* What the exercise asks: Of all the lines in the material, how many contain the word "residuals"? State the number alone.

<<<<

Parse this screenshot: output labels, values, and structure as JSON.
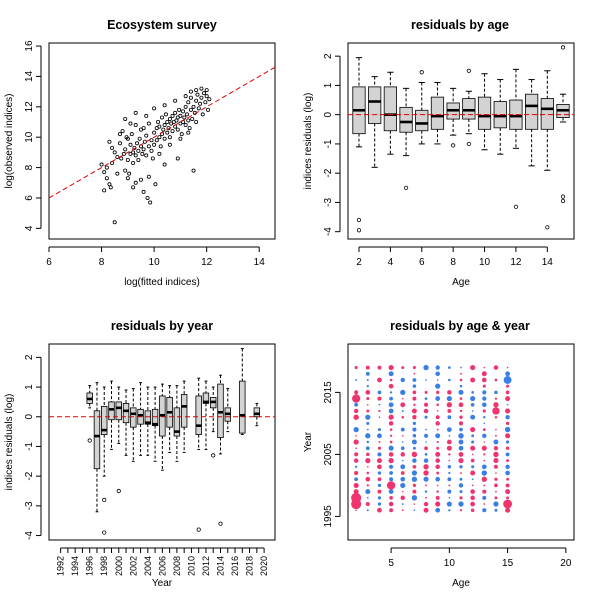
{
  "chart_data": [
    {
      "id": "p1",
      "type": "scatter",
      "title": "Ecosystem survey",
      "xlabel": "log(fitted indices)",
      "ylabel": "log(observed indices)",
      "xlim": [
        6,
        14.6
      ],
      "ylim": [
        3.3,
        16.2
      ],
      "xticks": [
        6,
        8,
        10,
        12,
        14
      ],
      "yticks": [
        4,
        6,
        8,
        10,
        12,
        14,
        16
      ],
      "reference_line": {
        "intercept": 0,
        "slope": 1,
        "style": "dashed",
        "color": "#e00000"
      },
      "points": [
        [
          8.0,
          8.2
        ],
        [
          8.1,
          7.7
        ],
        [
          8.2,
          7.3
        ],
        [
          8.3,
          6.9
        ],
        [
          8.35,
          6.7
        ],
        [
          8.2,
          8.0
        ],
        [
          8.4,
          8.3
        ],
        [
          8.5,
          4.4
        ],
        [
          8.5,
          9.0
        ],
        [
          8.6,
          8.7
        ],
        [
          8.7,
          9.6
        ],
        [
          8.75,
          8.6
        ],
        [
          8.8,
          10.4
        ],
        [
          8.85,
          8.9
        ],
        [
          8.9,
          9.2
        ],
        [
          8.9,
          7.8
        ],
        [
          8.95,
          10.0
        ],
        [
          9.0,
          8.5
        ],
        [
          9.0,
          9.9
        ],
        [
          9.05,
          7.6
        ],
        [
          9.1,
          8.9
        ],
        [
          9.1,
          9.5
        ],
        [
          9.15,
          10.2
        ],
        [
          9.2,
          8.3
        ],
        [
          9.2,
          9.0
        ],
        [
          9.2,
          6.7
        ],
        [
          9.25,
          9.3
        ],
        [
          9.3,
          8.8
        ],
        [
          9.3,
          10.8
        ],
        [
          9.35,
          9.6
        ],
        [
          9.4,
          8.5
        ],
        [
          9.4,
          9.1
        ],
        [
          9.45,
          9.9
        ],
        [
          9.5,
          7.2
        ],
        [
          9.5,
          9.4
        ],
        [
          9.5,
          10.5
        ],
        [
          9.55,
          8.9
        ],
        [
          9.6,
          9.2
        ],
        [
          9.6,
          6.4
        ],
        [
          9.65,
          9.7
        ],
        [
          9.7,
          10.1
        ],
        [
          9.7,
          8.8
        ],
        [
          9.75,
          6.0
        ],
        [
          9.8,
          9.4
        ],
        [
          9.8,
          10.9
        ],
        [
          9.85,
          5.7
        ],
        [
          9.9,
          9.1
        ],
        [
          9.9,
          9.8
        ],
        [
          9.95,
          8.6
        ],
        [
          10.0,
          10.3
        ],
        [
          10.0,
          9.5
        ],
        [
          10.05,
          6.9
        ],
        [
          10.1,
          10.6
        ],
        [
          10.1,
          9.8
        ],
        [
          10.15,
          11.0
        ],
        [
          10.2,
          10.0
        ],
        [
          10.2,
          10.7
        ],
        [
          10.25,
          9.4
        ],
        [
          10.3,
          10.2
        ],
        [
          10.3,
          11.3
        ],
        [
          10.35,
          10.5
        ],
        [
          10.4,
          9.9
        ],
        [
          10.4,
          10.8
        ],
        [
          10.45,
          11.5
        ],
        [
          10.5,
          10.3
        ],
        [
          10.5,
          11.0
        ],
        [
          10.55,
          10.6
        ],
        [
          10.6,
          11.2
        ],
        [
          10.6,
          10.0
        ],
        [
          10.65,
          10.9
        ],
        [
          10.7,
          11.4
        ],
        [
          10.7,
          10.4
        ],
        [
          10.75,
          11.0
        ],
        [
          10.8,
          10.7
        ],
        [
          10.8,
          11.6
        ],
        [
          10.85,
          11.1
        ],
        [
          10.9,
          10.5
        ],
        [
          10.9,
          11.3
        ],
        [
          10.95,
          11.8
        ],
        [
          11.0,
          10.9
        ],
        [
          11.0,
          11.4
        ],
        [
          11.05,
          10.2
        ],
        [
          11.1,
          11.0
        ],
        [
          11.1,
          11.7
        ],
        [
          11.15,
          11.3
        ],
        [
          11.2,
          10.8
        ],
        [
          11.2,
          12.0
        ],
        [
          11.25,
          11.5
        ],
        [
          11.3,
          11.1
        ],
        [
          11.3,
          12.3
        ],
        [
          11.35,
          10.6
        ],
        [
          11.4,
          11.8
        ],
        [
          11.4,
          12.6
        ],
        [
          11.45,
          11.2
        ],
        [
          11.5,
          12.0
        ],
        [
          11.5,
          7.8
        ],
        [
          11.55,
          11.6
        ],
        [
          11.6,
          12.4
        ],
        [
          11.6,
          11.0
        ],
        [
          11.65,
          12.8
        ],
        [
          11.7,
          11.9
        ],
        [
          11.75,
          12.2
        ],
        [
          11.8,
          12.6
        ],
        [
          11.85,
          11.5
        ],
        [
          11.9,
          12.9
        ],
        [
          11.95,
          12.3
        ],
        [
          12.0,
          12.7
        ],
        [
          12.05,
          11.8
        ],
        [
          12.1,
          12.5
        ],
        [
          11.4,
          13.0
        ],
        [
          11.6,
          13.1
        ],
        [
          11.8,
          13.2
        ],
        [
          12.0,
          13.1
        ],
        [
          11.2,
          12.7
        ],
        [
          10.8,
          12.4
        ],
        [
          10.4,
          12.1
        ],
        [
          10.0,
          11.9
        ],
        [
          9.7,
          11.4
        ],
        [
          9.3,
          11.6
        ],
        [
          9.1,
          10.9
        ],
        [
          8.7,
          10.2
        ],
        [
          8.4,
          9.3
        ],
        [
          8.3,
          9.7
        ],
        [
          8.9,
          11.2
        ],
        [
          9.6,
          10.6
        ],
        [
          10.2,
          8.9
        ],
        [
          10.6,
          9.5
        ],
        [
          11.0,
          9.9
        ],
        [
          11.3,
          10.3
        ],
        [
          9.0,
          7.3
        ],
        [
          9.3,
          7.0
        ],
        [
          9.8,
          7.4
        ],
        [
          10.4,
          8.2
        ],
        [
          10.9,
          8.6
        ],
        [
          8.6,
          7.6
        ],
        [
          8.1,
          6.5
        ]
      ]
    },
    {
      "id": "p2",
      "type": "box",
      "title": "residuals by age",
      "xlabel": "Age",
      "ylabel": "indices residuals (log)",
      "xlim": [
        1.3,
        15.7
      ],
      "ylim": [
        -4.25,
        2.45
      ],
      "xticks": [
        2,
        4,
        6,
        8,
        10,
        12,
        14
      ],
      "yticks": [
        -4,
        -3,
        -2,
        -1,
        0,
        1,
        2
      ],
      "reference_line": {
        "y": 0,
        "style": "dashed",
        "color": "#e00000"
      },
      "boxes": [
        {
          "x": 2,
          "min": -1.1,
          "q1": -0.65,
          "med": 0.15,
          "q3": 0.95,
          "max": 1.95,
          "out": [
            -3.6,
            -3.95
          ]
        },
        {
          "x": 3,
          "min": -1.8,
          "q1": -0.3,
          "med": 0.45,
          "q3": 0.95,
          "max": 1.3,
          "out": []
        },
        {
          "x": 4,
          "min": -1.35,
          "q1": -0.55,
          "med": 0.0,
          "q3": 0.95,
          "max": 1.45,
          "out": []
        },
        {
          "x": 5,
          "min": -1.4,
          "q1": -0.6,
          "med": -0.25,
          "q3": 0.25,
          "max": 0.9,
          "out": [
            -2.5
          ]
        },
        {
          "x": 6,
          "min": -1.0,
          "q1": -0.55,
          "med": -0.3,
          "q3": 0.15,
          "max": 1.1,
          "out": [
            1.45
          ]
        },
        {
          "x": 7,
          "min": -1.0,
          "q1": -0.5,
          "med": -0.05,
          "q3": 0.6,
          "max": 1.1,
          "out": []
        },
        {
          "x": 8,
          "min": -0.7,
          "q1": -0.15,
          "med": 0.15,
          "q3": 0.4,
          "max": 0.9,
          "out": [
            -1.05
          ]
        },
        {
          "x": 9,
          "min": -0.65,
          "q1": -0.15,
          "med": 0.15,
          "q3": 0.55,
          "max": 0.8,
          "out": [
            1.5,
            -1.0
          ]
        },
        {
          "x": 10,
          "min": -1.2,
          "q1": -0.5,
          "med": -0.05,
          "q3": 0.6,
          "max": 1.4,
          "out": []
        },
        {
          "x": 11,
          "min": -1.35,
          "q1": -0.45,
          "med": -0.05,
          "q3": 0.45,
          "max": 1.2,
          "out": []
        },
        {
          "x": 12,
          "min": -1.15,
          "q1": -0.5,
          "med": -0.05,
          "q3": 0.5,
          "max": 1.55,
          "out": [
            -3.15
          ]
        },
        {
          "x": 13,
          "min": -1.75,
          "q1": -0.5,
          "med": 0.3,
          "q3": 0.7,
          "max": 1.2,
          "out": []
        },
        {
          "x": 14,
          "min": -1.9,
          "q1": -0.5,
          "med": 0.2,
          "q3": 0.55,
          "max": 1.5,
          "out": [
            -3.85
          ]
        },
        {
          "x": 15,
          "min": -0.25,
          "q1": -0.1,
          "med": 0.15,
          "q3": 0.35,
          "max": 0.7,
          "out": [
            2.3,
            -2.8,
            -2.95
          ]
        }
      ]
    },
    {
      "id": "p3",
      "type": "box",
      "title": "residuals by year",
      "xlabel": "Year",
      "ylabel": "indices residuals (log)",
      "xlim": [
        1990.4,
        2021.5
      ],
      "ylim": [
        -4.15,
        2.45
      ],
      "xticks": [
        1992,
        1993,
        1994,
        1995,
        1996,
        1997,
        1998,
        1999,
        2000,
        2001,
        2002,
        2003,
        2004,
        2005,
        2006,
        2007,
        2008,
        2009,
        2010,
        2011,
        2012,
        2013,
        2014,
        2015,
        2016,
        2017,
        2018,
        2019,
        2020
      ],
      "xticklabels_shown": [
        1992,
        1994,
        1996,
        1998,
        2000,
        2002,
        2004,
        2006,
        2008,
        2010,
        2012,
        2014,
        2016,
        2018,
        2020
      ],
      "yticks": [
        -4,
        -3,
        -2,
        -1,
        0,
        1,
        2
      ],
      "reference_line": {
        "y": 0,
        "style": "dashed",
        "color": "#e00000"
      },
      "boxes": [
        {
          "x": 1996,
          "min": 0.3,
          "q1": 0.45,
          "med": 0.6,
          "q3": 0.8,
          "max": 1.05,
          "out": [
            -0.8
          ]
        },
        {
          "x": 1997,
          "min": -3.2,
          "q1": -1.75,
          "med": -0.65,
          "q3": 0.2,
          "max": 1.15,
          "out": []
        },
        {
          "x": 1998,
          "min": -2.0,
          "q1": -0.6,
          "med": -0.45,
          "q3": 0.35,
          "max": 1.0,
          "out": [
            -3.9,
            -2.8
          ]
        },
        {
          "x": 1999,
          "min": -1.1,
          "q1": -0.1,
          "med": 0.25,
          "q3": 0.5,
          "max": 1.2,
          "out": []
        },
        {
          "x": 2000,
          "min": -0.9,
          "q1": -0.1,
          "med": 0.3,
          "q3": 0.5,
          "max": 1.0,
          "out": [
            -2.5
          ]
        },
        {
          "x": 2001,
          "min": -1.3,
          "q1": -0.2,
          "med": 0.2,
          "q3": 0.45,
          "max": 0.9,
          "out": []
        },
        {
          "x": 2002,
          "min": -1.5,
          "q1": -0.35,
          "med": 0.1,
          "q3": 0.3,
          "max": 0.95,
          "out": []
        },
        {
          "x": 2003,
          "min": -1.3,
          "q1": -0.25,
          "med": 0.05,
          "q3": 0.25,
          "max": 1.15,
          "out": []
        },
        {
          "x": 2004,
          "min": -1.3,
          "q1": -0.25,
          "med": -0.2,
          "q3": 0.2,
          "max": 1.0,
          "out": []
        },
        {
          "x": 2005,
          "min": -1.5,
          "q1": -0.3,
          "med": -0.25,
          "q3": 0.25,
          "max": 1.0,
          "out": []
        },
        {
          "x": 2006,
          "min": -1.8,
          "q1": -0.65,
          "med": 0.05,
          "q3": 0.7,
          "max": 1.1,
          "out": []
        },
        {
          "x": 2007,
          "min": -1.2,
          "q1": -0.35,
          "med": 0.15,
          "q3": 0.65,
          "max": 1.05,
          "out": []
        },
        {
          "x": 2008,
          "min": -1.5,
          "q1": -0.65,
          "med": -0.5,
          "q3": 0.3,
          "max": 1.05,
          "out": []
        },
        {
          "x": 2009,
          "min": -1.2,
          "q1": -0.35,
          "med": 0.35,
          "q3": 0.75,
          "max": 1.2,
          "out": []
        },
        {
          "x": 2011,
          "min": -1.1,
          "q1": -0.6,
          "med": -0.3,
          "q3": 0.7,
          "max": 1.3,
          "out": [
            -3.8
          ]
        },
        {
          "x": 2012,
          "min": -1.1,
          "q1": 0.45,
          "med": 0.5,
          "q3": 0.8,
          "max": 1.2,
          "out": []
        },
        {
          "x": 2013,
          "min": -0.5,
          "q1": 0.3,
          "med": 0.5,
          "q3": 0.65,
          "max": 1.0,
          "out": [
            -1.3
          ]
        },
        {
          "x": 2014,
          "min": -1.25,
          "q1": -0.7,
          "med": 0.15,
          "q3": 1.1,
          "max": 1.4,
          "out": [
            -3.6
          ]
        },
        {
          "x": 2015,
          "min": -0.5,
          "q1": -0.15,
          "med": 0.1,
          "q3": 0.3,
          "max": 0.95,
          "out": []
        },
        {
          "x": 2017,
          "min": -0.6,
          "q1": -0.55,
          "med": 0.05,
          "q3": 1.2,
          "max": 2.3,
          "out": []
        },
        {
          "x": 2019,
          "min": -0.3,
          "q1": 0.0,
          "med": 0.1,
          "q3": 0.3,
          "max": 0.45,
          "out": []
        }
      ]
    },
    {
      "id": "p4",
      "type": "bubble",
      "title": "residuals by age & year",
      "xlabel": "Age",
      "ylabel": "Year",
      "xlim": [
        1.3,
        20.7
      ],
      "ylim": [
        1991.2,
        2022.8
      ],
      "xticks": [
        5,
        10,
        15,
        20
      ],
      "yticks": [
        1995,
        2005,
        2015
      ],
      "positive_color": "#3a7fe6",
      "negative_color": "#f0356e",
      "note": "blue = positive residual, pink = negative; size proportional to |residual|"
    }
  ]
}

>>>>

* Exercise solution: 5